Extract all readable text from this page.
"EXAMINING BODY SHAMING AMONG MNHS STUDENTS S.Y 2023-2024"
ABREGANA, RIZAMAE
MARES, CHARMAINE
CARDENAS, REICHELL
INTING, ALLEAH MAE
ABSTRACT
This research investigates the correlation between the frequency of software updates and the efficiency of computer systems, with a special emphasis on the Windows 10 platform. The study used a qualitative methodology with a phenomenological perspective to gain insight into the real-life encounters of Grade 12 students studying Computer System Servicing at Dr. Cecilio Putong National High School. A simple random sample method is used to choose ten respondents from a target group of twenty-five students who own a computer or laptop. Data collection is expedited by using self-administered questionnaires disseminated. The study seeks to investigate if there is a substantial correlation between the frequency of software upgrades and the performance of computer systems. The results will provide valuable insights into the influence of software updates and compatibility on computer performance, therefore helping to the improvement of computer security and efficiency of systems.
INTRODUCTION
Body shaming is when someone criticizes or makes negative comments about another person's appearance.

++++++

TO BE DONE:
Copy in full each line that holds the word "from".

TASK RESULT:
Extract all readable text from this page.
This research investigates the correlation between the frequency of software updates and the efficiency of computer systems, with a special emphasis on the Windows 10 platform. The study used a qualitative methodology with a phenomenological perspective to gain insight into the real-life encounters of Grade 12 students studying Computer System Servicing at Dr. Cecilio Putong National High School. A simple random sample method is used to choose ten respondents from a target group of twenty-five students who own a computer or laptop. Data collection is expedited by using self-administered questionnaires disseminated. The study seeks to investigate if there is a substantial correlation between the frequency of software upgrades and the performance of computer systems. The results will provide valuable insights into the influence of software updates and compatibility on computer performance, therefore helping to the improvement of computer security and efficiency of systems.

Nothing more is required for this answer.